=== STORED DATA ===

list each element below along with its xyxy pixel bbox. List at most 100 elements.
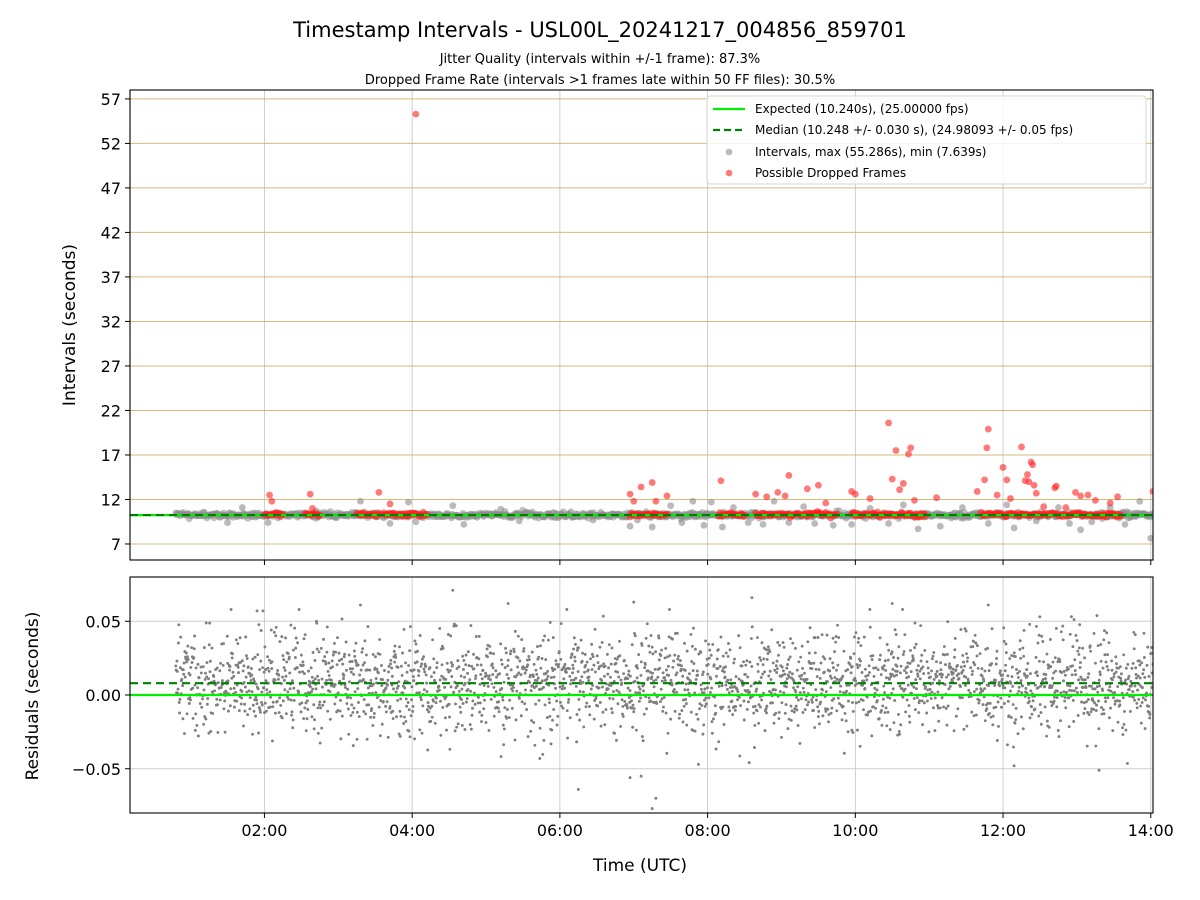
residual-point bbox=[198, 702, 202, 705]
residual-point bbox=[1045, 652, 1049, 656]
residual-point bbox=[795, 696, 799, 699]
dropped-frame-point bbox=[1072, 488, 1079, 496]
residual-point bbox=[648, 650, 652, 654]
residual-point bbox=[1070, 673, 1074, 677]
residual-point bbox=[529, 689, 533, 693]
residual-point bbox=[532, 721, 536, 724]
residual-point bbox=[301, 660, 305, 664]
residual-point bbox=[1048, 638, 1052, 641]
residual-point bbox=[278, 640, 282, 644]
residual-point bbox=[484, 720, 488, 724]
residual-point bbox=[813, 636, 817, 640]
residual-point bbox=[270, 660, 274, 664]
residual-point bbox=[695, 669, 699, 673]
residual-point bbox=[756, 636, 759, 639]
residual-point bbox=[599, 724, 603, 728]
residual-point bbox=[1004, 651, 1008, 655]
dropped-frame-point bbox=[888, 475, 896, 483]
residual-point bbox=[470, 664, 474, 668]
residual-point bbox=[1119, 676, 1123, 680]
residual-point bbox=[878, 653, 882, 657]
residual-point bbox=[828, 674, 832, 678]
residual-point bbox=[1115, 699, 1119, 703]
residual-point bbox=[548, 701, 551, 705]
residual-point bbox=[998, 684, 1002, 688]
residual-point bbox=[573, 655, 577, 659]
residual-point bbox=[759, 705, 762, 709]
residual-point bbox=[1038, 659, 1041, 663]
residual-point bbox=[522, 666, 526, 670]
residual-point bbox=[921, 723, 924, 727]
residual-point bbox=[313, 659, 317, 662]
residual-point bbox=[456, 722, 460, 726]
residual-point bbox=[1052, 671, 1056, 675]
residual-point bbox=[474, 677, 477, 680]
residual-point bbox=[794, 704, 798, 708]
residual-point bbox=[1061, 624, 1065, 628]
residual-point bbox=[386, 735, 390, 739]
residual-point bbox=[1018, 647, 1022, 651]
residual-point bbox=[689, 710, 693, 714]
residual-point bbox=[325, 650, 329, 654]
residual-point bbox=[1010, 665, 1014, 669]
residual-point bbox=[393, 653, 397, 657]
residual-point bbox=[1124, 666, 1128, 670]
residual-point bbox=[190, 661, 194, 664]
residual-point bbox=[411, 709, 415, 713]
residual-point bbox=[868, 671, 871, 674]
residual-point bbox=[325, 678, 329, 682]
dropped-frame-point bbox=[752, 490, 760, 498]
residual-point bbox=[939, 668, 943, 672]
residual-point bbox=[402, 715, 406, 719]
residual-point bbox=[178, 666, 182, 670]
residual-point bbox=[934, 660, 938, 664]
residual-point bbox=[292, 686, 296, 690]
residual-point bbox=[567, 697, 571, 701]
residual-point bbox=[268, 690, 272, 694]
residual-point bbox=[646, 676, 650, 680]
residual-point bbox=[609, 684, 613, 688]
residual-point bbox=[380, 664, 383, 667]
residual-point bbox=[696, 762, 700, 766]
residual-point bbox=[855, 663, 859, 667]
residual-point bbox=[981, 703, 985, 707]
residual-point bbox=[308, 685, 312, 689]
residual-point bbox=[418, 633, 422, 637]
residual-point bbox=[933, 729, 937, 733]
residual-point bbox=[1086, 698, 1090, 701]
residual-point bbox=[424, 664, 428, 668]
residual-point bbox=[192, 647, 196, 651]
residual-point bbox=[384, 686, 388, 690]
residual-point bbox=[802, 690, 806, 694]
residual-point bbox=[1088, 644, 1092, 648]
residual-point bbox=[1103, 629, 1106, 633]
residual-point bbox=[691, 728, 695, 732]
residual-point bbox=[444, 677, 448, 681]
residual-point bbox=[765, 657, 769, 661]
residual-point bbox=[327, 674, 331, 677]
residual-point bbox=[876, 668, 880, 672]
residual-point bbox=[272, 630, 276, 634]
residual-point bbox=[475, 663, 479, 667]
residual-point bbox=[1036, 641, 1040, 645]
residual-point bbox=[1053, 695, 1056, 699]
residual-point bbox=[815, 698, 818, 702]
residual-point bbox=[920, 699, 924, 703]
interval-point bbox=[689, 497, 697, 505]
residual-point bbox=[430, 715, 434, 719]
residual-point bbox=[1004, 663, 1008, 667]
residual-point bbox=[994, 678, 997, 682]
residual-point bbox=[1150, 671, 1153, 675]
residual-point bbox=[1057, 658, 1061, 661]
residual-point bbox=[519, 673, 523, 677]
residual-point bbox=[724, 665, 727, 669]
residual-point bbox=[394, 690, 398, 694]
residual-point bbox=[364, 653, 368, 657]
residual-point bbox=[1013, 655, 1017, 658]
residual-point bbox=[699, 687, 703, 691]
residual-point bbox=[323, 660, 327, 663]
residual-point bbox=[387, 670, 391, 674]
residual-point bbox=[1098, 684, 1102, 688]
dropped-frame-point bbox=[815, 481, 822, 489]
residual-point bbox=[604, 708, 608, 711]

===
=== STORED DATA ===

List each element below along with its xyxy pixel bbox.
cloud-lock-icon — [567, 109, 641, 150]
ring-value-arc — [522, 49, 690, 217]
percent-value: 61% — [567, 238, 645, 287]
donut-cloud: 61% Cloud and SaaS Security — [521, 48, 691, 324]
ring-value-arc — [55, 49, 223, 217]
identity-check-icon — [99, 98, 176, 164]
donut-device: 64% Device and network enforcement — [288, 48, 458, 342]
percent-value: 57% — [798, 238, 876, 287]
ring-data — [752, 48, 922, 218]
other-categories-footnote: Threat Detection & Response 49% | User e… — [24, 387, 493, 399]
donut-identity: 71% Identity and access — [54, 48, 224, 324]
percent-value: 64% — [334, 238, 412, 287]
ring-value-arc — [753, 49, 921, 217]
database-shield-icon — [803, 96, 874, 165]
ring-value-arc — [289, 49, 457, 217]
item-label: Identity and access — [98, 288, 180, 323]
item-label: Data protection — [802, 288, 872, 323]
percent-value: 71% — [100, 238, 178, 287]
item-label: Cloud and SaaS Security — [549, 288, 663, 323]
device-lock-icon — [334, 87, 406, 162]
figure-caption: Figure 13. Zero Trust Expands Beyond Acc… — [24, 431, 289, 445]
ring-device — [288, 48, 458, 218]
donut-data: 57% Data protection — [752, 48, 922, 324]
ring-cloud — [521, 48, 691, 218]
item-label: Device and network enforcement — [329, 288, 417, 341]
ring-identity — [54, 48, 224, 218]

===

■ THE EXERCISE
Repeat the lines of the records from the line containing "residual-point bbox=[198, 702, 202, 705]" to the line containing "residual-point bbox=[268, 690, 272, 694]", with both of those lines included.

■ REPLY
residual-point bbox=[198, 702, 202, 705]
residual-point bbox=[1045, 652, 1049, 656]
residual-point bbox=[795, 696, 799, 699]
dropped-frame-point bbox=[1072, 488, 1079, 496]
residual-point bbox=[648, 650, 652, 654]
residual-point bbox=[1070, 673, 1074, 677]
residual-point bbox=[529, 689, 533, 693]
residual-point bbox=[532, 721, 536, 724]
residual-point bbox=[301, 660, 305, 664]
residual-point bbox=[1048, 638, 1052, 641]
residual-point bbox=[278, 640, 282, 644]
residual-point bbox=[484, 720, 488, 724]
residual-point bbox=[813, 636, 817, 640]
residual-point bbox=[270, 660, 274, 664]
residual-point bbox=[695, 669, 699, 673]
residual-point bbox=[756, 636, 759, 639]
residual-point bbox=[599, 724, 603, 728]
residual-point bbox=[1004, 651, 1008, 655]
dropped-frame-point bbox=[888, 475, 896, 483]
residual-point bbox=[470, 664, 474, 668]
residual-point bbox=[1119, 676, 1123, 680]
residual-point bbox=[878, 653, 882, 657]
residual-point bbox=[828, 674, 832, 678]
residual-point bbox=[1115, 699, 1119, 703]
residual-point bbox=[548, 701, 551, 705]
residual-point bbox=[998, 684, 1002, 688]
residual-point bbox=[573, 655, 577, 659]
residual-point bbox=[759, 705, 762, 709]
residual-point bbox=[1038, 659, 1041, 663]
residual-point bbox=[522, 666, 526, 670]
residual-point bbox=[921, 723, 924, 727]
residual-point bbox=[313, 659, 317, 662]
residual-point bbox=[456, 722, 460, 726]
residual-point bbox=[1052, 671, 1056, 675]
residual-point bbox=[474, 677, 477, 680]
residual-point bbox=[794, 704, 798, 708]
residual-point bbox=[1061, 624, 1065, 628]
residual-point bbox=[386, 735, 390, 739]
residual-point bbox=[1018, 647, 1022, 651]
residual-point bbox=[689, 710, 693, 714]
residual-point bbox=[325, 650, 329, 654]
residual-point bbox=[1010, 665, 1014, 669]
residual-point bbox=[393, 653, 397, 657]
residual-point bbox=[1124, 666, 1128, 670]
residual-point bbox=[190, 661, 194, 664]
residual-point bbox=[411, 709, 415, 713]
residual-point bbox=[868, 671, 871, 674]
residual-point bbox=[325, 678, 329, 682]
dropped-frame-point bbox=[752, 490, 760, 498]
residual-point bbox=[939, 668, 943, 672]
residual-point bbox=[402, 715, 406, 719]
residual-point bbox=[178, 666, 182, 670]
residual-point bbox=[934, 660, 938, 664]
residual-point bbox=[292, 686, 296, 690]
residual-point bbox=[567, 697, 571, 701]
residual-point bbox=[268, 690, 272, 694]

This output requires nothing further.